Data for processing —
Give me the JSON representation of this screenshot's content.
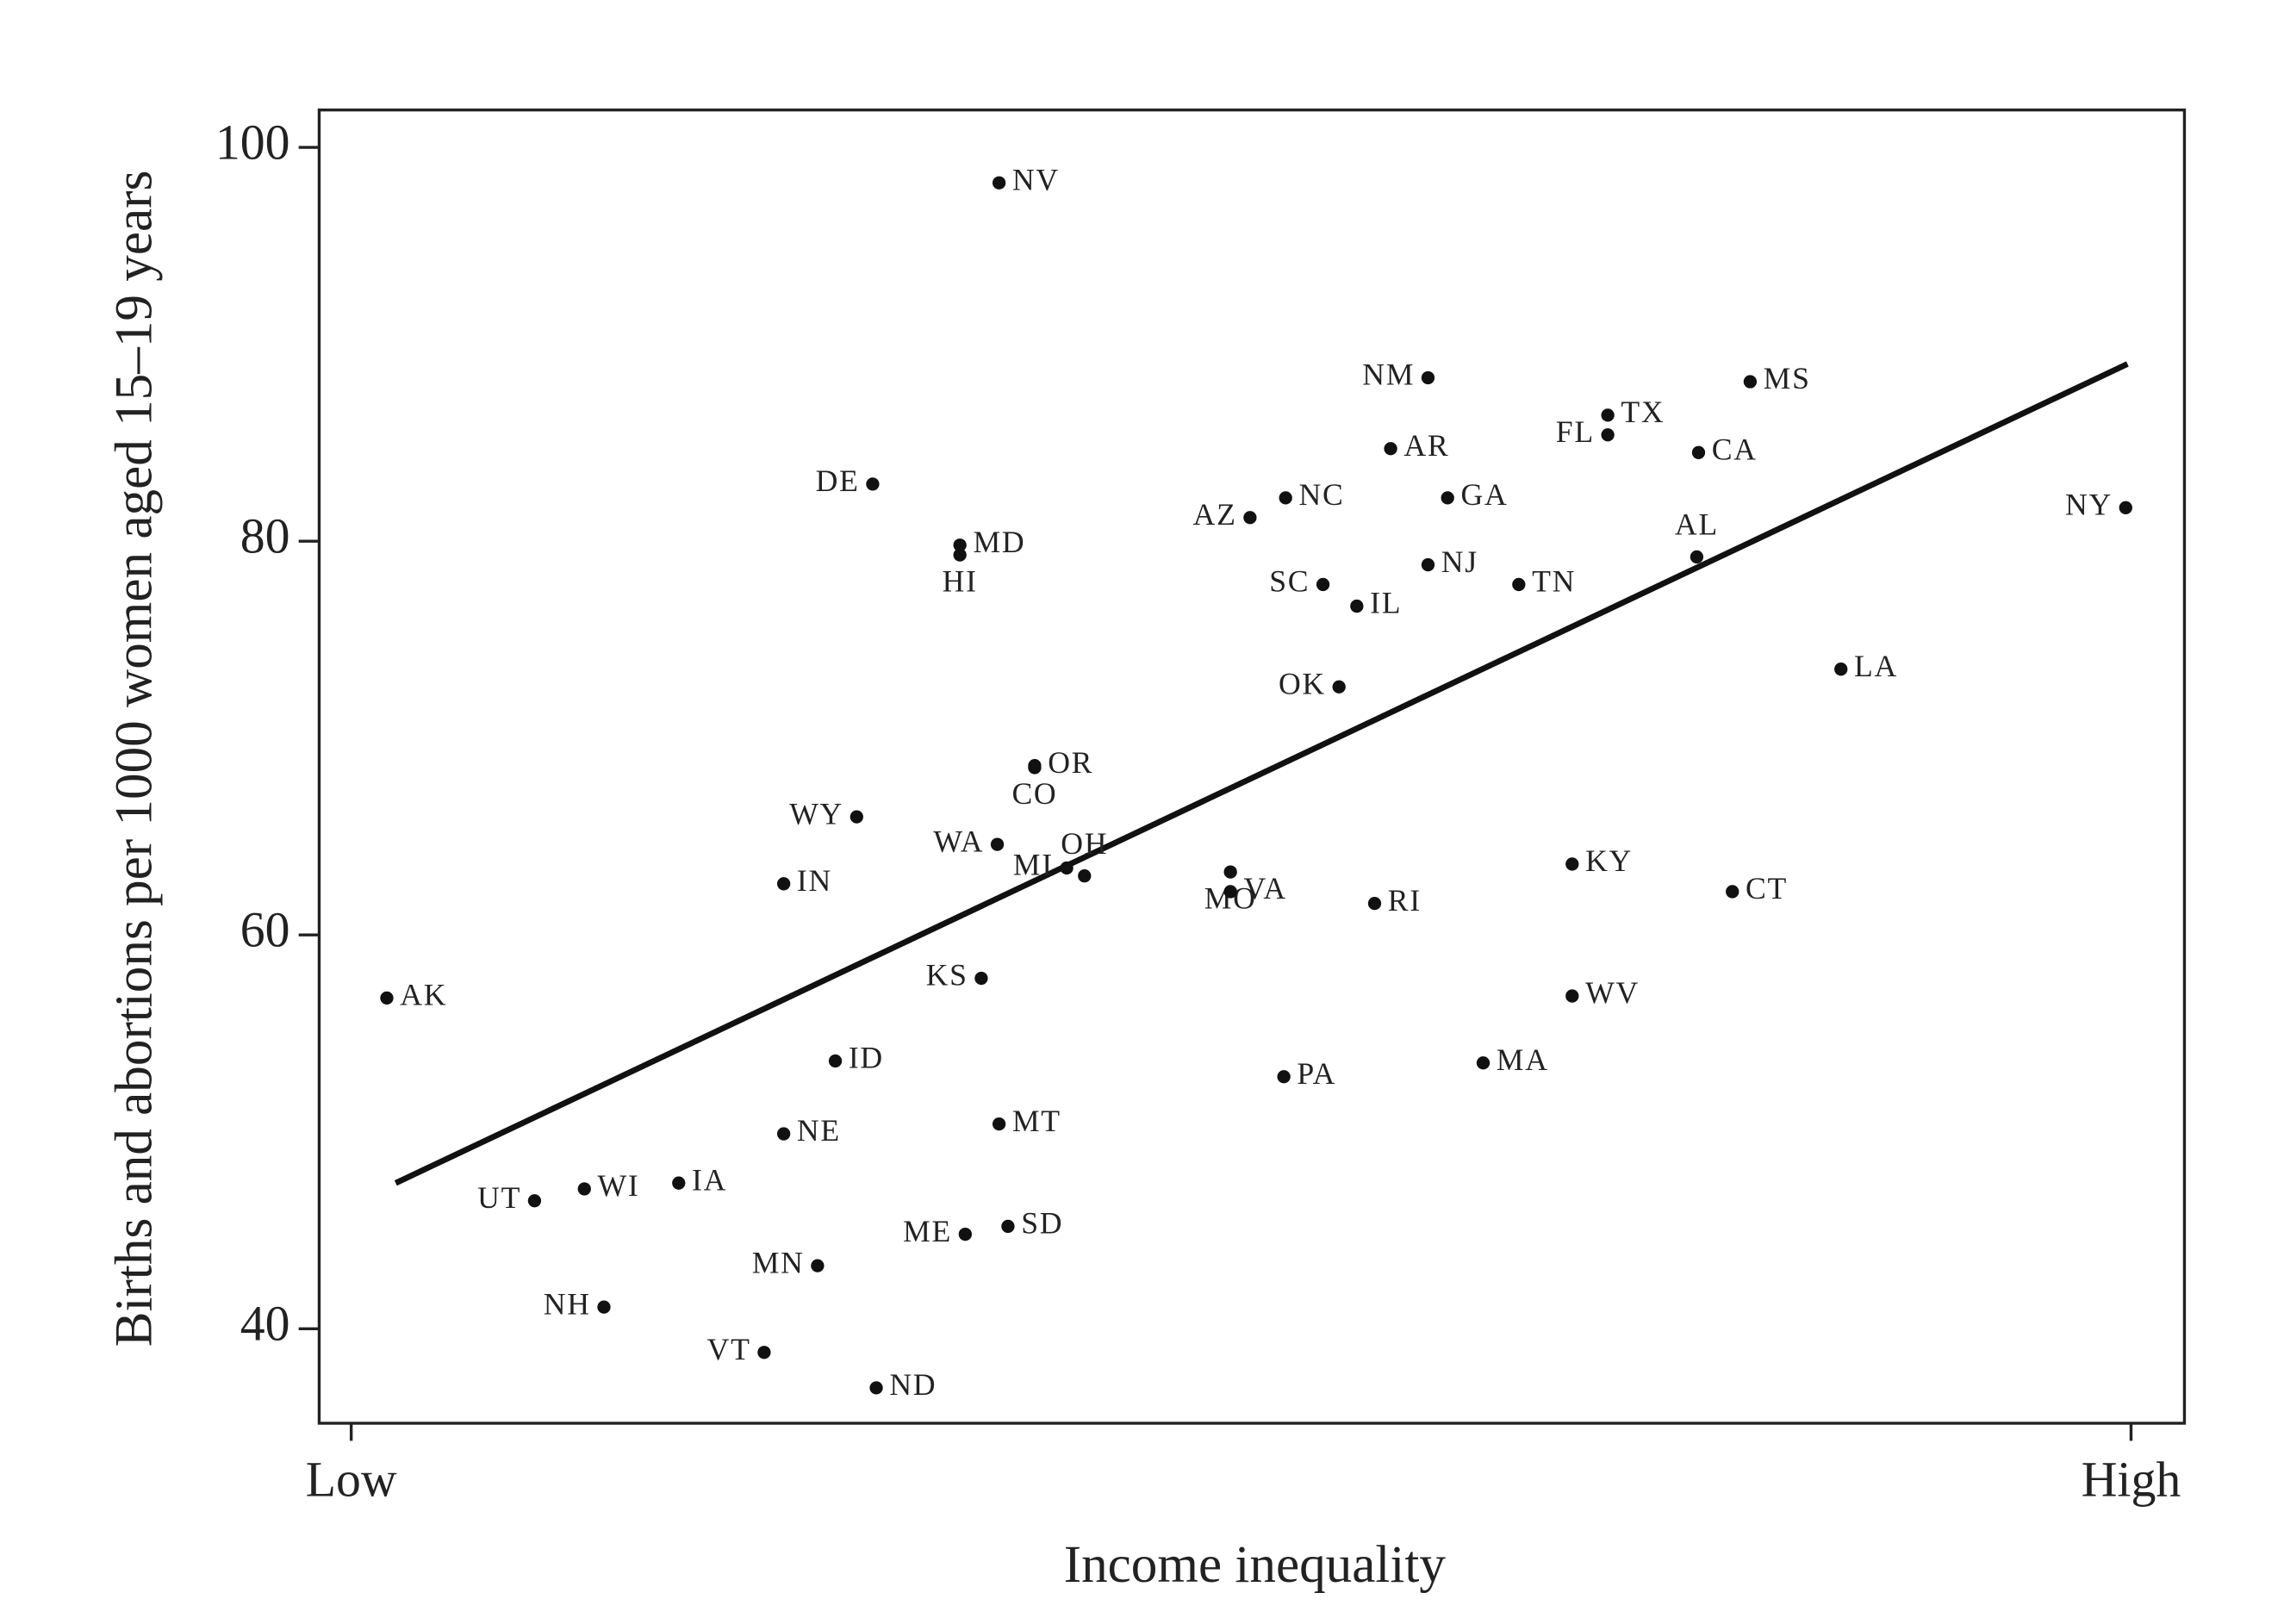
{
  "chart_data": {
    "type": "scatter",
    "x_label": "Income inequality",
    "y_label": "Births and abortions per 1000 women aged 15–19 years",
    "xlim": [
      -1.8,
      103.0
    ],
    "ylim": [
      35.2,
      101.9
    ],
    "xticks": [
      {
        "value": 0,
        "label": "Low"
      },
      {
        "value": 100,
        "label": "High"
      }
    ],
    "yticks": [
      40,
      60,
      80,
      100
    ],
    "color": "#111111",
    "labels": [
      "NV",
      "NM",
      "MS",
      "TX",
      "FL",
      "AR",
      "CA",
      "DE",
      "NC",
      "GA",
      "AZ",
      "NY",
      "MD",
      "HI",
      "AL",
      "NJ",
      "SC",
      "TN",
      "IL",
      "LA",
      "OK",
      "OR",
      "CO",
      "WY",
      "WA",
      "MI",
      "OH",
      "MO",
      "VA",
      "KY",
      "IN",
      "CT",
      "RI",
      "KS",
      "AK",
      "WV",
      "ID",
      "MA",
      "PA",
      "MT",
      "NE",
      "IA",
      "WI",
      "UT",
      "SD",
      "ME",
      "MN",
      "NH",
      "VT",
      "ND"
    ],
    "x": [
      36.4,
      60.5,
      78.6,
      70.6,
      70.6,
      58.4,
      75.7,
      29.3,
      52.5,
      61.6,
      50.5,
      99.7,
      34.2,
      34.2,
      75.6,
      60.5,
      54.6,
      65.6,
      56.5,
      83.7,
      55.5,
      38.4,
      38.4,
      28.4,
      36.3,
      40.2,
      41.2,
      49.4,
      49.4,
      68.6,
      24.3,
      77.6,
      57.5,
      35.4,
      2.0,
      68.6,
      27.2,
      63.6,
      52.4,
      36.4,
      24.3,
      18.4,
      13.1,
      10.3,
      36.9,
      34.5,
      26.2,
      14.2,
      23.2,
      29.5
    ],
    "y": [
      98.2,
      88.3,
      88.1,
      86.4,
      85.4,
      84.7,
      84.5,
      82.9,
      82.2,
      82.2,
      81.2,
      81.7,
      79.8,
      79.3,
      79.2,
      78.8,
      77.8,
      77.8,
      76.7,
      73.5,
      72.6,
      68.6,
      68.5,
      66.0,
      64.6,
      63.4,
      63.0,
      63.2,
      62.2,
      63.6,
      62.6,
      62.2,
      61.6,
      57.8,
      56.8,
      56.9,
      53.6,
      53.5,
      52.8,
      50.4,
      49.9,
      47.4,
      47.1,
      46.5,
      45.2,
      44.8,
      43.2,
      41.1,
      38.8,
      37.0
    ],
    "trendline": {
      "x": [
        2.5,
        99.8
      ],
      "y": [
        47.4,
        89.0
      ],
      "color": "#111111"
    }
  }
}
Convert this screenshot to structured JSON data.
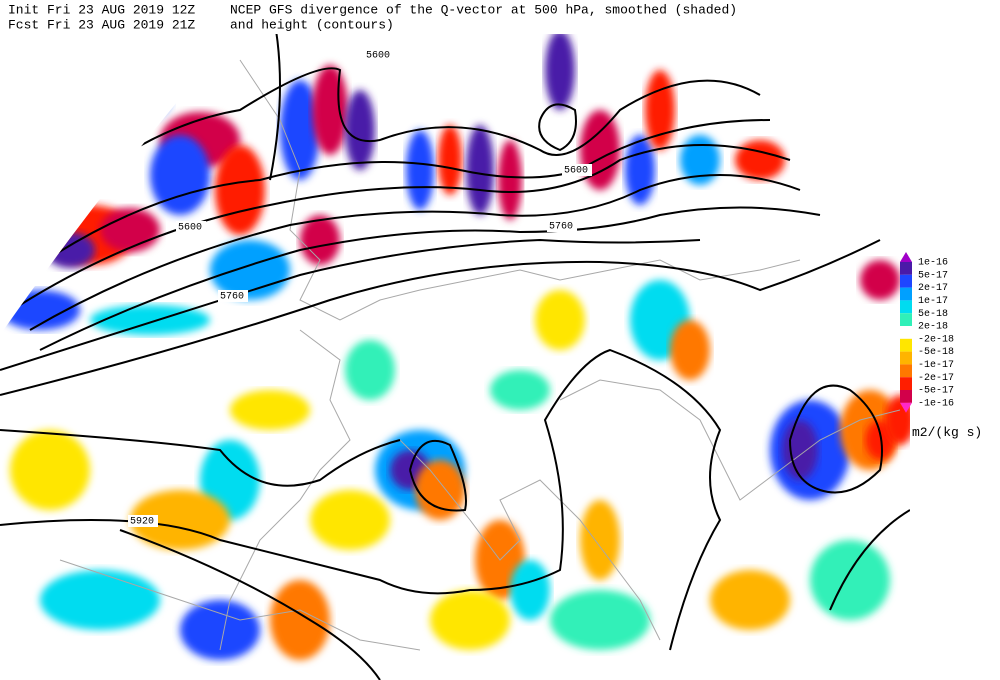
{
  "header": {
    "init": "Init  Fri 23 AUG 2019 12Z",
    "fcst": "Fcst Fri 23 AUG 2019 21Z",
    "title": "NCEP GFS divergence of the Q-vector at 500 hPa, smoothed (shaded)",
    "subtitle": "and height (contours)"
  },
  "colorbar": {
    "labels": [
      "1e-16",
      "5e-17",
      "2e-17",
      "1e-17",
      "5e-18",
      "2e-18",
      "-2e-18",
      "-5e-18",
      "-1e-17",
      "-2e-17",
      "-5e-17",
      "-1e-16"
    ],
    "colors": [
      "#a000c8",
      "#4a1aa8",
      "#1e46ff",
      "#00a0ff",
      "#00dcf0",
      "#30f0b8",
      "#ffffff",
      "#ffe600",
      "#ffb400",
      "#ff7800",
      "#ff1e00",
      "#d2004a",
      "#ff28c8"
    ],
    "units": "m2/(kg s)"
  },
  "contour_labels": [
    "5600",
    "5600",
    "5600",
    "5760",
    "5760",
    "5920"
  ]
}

Your instructions — Report how many lines of the preceding records include "JSON". Output the number only.

Full answer — 2